+++ Records provided
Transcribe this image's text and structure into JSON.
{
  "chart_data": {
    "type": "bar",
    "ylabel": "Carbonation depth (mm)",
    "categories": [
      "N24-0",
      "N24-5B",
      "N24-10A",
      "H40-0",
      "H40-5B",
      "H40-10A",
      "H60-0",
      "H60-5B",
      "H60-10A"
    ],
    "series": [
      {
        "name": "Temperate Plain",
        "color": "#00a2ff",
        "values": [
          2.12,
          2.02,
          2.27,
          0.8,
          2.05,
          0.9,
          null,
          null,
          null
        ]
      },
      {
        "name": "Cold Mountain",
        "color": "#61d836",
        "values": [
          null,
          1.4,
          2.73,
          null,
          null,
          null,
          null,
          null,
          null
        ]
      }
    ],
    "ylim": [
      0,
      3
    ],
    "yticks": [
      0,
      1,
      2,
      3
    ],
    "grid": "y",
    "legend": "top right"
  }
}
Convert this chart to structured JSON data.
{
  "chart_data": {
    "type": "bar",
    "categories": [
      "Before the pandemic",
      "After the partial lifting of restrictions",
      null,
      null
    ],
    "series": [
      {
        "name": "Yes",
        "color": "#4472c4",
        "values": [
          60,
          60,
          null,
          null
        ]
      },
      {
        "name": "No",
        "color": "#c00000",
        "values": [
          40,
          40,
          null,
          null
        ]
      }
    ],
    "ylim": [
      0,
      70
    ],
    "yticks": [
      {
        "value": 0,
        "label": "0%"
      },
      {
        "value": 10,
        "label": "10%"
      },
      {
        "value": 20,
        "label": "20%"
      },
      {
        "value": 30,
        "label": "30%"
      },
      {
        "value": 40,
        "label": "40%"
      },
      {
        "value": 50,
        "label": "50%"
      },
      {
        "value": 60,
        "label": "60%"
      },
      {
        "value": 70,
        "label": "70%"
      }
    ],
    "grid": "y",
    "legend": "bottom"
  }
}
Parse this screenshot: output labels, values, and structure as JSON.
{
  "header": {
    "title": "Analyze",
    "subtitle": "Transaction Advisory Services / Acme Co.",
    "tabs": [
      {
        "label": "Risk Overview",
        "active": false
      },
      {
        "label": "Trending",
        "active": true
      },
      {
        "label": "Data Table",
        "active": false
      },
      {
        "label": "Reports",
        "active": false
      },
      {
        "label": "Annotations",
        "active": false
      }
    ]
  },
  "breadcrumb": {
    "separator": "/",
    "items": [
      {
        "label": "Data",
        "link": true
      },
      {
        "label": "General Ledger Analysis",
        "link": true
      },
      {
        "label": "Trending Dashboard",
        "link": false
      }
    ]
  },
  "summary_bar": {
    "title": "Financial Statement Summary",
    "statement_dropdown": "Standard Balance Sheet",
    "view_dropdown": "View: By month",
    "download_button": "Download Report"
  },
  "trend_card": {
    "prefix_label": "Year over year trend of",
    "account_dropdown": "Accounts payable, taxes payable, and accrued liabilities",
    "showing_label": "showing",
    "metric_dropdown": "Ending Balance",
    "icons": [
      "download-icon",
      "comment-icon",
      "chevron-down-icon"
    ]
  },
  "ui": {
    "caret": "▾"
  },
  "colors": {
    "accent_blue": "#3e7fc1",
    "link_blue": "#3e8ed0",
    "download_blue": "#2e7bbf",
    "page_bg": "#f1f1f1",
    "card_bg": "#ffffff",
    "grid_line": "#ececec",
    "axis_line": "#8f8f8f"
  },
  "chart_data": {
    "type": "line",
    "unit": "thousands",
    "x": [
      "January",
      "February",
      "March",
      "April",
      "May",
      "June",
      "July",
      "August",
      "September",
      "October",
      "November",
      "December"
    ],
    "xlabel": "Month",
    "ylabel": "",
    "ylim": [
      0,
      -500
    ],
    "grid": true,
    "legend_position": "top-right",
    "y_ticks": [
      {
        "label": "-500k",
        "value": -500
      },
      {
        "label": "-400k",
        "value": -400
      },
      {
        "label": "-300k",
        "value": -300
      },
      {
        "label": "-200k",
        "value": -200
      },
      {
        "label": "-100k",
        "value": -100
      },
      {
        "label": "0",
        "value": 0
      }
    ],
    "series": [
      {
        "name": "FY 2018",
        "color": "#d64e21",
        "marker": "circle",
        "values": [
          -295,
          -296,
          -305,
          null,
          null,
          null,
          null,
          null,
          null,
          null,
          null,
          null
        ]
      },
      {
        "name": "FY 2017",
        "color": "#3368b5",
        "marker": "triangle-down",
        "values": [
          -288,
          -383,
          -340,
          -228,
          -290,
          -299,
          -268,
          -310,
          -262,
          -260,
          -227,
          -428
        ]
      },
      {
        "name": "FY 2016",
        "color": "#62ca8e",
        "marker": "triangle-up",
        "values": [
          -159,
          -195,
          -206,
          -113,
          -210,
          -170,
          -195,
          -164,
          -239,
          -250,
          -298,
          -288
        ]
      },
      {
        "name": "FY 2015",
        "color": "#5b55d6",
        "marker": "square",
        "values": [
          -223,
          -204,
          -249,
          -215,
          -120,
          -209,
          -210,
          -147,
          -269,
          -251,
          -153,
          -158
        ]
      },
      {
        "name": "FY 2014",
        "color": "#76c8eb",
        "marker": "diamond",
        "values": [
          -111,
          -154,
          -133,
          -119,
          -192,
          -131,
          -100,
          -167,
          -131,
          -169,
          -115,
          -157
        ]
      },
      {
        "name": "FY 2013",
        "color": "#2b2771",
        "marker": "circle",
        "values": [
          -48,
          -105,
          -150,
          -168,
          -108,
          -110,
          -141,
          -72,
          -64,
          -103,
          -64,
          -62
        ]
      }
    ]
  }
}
++++++
• **Written task**: All of the entries above should be written out again exactly.

• **Solved problem**:
Transcribe this image's text and structure into JSON.
{
  "chart_data": {
    "type": "bar",
    "ylabel": "Carbonation depth (mm)",
    "categories": [
      "N24-0",
      "N24-5B",
      "N24-10A",
      "H40-0",
      "H40-5B",
      "H40-10A",
      "H60-0",
      "H60-5B",
      "H60-10A"
    ],
    "series": [
      {
        "name": "Temperate Plain",
        "color": "#00a2ff",
        "values": [
          2.12,
          2.02,
          2.27,
          0.8,
          2.05,
          0.9,
          null,
          null,
          null
        ]
      },
      {
        "name": "Cold Mountain",
        "color": "#61d836",
        "values": [
          null,
          1.4,
          2.73,
          null,
          null,
          null,
          null,
          null,
          null
        ]
      }
    ],
    "ylim": [
      0,
      3
    ],
    "yticks": [
      0,
      1,
      2,
      3
    ],
    "grid": "y",
    "legend": "top right"
  }
}
Convert this chart to structured JSON data.
{
  "chart_data": {
    "type": "bar",
    "categories": [
      "Before the pandemic",
      "After the partial lifting of restrictions",
      null,
      null
    ],
    "series": [
      {
        "name": "Yes",
        "color": "#4472c4",
        "values": [
          60,
          60,
          null,
          null
        ]
      },
      {
        "name": "No",
        "color": "#c00000",
        "values": [
          40,
          40,
          null,
          null
        ]
      }
    ],
    "ylim": [
      0,
      70
    ],
    "yticks": [
      {
        "value": 0,
        "label": "0%"
      },
      {
        "value": 10,
        "label": "10%"
      },
      {
        "value": 20,
        "label": "20%"
      },
      {
        "value": 30,
        "label": "30%"
      },
      {
        "value": 40,
        "label": "40%"
      },
      {
        "value": 50,
        "label": "50%"
      },
      {
        "value": 60,
        "label": "60%"
      },
      {
        "value": 70,
        "label": "70%"
      }
    ],
    "grid": "y",
    "legend": "bottom"
  }
}
Parse this screenshot: output labels, values, and structure as JSON.
{
  "header": {
    "title": "Analyze",
    "subtitle": "Transaction Advisory Services / Acme Co.",
    "tabs": [
      {
        "label": "Risk Overview",
        "active": false
      },
      {
        "label": "Trending",
        "active": true
      },
      {
        "label": "Data Table",
        "active": false
      },
      {
        "label": "Reports",
        "active": false
      },
      {
        "label": "Annotations",
        "active": false
      }
    ]
  },
  "breadcrumb": {
    "separator": "/",
    "items": [
      {
        "label": "Data",
        "link": true
      },
      {
        "label": "General Ledger Analysis",
        "link": true
      },
      {
        "label": "Trending Dashboard",
        "link": false
      }
    ]
  },
  "summary_bar": {
    "title": "Financial Statement Summary",
    "statement_dropdown": "Standard Balance Sheet",
    "view_dropdown": "View: By month",
    "download_button": "Download Report"
  },
  "trend_card": {
    "prefix_label": "Year over year trend of",
    "account_dropdown": "Accounts payable, taxes payable, and accrued liabilities",
    "showing_label": "showing",
    "metric_dropdown": "Ending Balance",
    "icons": [
      "download-icon",
      "comment-icon",
      "chevron-down-icon"
    ]
  },
  "ui": {
    "caret": "▾"
  },
  "colors": {
    "accent_blue": "#3e7fc1",
    "link_blue": "#3e8ed0",
    "download_blue": "#2e7bbf",
    "page_bg": "#f1f1f1",
    "card_bg": "#ffffff",
    "grid_line": "#ececec",
    "axis_line": "#8f8f8f"
  },
  "chart_data": {
    "type": "line",
    "unit": "thousands",
    "x": [
      "January",
      "February",
      "March",
      "April",
      "May",
      "June",
      "July",
      "August",
      "September",
      "October",
      "November",
      "December"
    ],
    "xlabel": "Month",
    "ylabel": "",
    "ylim": [
      0,
      -500
    ],
    "grid": true,
    "legend_position": "top-right",
    "y_ticks": [
      {
        "label": "-500k",
        "value": -500
      },
      {
        "label": "-400k",
        "value": -400
      },
      {
        "label": "-300k",
        "value": -300
      },
      {
        "label": "-200k",
        "value": -200
      },
      {
        "label": "-100k",
        "value": -100
      },
      {
        "label": "0",
        "value": 0
      }
    ],
    "series": [
      {
        "name": "FY 2018",
        "color": "#d64e21",
        "marker": "circle",
        "values": [
          -295,
          -296,
          -305,
          null,
          null,
          null,
          null,
          null,
          null,
          null,
          null,
          null
        ]
      },
      {
        "name": "FY 2017",
        "color": "#3368b5",
        "marker": "triangle-down",
        "values": [
          -288,
          -383,
          -340,
          -228,
          -290,
          -299,
          -268,
          -310,
          -262,
          -260,
          -227,
          -428
        ]
      },
      {
        "name": "FY 2016",
        "color": "#62ca8e",
        "marker": "triangle-up",
        "values": [
          -159,
          -195,
          -206,
          -113,
          -210,
          -170,
          -195,
          -164,
          -239,
          -250,
          -298,
          -288
        ]
      },
      {
        "name": "FY 2015",
        "color": "#5b55d6",
        "marker": "square",
        "values": [
          -223,
          -204,
          -249,
          -215,
          -120,
          -209,
          -210,
          -147,
          -269,
          -251,
          -153,
          -158
        ]
      },
      {
        "name": "FY 2014",
        "color": "#76c8eb",
        "marker": "diamond",
        "values": [
          -111,
          -154,
          -133,
          -119,
          -192,
          -131,
          -100,
          -167,
          -131,
          -169,
          -115,
          -157
        ]
      },
      {
        "name": "FY 2013",
        "color": "#2b2771",
        "marker": "circle",
        "values": [
          -48,
          -105,
          -150,
          -168,
          -108,
          -110,
          -141,
          -72,
          -64,
          -103,
          -64,
          -62
        ]
      }
    ]
  }
}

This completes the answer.